Task details:
The answer should be one number only, namely how many lines of the records hold the word "true".
☆ ☆ ☆ ☆ ☆ ☆ ☆
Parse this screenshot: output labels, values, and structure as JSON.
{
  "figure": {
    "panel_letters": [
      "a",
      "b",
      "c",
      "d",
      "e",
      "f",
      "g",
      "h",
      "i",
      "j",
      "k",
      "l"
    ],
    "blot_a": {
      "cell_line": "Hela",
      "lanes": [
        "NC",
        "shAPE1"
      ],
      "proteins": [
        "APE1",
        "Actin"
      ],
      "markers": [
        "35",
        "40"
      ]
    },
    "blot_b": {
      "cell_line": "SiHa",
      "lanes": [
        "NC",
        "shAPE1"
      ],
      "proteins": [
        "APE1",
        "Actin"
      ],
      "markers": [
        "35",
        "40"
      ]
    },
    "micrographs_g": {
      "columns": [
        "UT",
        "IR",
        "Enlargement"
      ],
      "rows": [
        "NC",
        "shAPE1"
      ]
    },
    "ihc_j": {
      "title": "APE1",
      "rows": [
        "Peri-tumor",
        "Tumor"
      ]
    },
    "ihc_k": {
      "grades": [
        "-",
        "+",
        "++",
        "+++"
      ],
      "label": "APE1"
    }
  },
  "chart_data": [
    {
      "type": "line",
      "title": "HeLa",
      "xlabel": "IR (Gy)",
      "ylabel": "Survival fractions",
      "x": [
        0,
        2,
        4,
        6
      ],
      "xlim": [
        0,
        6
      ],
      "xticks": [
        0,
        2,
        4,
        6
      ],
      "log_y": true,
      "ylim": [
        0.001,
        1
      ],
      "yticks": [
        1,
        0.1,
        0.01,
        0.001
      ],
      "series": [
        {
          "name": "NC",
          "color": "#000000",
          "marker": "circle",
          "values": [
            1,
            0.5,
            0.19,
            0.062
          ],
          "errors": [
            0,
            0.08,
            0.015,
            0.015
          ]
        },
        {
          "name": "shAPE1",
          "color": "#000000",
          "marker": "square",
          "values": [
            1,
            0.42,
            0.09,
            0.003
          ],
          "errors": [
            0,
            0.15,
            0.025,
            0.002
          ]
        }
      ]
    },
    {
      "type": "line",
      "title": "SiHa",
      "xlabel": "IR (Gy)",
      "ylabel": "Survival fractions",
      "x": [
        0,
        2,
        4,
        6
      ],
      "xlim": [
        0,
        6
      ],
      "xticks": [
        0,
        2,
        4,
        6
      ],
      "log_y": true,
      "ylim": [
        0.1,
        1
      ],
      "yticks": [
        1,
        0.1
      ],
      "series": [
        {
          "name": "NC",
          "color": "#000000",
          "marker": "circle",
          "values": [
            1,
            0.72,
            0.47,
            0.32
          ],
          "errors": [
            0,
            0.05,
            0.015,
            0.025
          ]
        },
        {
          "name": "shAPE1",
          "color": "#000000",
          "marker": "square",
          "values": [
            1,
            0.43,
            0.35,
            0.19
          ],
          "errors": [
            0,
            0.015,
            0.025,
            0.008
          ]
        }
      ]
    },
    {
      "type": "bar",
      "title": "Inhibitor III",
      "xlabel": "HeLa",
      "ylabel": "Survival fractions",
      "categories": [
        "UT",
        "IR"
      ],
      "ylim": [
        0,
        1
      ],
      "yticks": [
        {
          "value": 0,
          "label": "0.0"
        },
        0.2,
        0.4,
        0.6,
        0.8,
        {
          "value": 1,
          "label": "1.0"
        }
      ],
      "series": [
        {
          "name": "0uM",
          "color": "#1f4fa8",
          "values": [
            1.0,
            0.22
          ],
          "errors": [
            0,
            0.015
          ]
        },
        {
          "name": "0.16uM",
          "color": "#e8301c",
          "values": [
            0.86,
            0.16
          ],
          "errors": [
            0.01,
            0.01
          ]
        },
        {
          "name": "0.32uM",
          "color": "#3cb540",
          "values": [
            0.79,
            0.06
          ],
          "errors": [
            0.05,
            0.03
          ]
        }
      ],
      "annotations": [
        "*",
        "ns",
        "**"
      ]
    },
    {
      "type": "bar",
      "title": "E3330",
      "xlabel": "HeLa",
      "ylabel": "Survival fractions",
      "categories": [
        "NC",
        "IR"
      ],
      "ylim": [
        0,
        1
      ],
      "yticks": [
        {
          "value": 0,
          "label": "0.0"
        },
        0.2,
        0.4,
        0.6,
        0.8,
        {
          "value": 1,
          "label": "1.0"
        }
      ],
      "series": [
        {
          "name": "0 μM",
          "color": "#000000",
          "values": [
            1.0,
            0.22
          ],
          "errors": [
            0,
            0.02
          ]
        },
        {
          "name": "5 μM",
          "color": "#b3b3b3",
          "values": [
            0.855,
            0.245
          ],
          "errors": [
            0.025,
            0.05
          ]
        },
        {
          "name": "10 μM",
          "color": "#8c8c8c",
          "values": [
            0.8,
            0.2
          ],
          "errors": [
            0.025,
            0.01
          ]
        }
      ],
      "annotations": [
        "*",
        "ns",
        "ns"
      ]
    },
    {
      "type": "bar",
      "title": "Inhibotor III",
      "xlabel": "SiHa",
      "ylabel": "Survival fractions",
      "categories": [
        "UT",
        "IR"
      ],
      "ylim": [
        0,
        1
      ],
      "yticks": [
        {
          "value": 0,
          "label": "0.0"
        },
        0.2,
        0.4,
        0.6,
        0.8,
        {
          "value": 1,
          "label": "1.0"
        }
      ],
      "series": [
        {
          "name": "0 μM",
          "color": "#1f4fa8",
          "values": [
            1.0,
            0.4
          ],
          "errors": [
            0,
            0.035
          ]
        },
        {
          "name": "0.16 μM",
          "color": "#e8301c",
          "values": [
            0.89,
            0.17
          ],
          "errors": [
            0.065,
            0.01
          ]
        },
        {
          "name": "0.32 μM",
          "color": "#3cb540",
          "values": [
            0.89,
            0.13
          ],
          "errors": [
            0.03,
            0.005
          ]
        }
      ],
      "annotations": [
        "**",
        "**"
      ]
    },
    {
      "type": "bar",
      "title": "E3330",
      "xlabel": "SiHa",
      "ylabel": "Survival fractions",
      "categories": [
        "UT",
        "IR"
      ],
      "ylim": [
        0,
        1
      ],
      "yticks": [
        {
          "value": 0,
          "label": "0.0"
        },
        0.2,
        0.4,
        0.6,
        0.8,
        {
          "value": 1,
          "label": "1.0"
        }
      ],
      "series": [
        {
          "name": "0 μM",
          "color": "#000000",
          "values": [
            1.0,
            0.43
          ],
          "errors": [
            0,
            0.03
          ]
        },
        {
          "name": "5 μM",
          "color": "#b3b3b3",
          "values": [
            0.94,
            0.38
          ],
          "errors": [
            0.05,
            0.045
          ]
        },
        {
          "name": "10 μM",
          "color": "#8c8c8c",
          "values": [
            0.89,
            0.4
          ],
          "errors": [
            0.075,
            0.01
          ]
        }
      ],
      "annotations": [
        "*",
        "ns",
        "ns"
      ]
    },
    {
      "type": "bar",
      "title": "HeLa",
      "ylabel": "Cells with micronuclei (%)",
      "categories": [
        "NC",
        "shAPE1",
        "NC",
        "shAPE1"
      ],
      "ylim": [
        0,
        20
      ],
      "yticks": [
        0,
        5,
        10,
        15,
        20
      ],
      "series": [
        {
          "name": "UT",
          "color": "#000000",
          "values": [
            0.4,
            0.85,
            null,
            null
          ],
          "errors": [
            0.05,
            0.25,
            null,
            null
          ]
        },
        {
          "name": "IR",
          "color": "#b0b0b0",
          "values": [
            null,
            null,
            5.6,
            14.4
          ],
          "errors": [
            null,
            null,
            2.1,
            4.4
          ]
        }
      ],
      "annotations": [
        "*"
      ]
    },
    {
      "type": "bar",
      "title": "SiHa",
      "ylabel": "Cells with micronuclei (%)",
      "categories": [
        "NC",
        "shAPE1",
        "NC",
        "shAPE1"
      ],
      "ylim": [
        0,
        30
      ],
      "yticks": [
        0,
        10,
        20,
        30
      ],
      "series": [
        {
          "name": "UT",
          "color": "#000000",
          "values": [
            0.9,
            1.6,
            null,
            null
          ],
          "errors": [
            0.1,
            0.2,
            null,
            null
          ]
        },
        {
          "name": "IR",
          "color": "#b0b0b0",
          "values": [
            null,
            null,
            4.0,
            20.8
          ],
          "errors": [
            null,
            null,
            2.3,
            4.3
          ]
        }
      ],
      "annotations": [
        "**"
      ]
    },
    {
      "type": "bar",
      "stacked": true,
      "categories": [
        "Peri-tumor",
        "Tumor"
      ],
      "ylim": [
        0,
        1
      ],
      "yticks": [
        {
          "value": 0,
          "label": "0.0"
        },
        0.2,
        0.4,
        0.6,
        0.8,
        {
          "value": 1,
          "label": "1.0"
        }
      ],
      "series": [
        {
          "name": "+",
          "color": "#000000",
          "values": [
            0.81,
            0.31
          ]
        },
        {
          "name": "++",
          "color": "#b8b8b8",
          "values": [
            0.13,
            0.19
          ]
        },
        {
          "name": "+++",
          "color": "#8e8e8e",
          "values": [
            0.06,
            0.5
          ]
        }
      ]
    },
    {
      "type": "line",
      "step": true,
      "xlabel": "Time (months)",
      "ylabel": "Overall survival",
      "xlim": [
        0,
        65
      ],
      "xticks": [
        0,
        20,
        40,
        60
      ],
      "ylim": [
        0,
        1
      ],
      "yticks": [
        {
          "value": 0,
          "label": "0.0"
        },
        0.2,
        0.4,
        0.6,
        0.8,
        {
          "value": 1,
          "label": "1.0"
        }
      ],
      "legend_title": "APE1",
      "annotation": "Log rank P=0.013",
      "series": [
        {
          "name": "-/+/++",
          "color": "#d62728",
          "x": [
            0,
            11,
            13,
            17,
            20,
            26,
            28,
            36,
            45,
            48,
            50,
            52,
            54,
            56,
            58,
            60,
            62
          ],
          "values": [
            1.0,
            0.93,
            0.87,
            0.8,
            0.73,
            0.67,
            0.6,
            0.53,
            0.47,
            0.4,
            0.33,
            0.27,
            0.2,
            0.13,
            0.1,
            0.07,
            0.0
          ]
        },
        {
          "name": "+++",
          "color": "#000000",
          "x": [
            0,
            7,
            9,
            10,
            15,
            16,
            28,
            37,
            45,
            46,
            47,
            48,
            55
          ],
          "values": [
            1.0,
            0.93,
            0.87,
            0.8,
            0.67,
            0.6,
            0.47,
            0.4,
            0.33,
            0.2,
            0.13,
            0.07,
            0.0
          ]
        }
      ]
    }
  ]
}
☆ ☆ ☆ ☆ ☆ ☆ ☆
Completed exercise:
4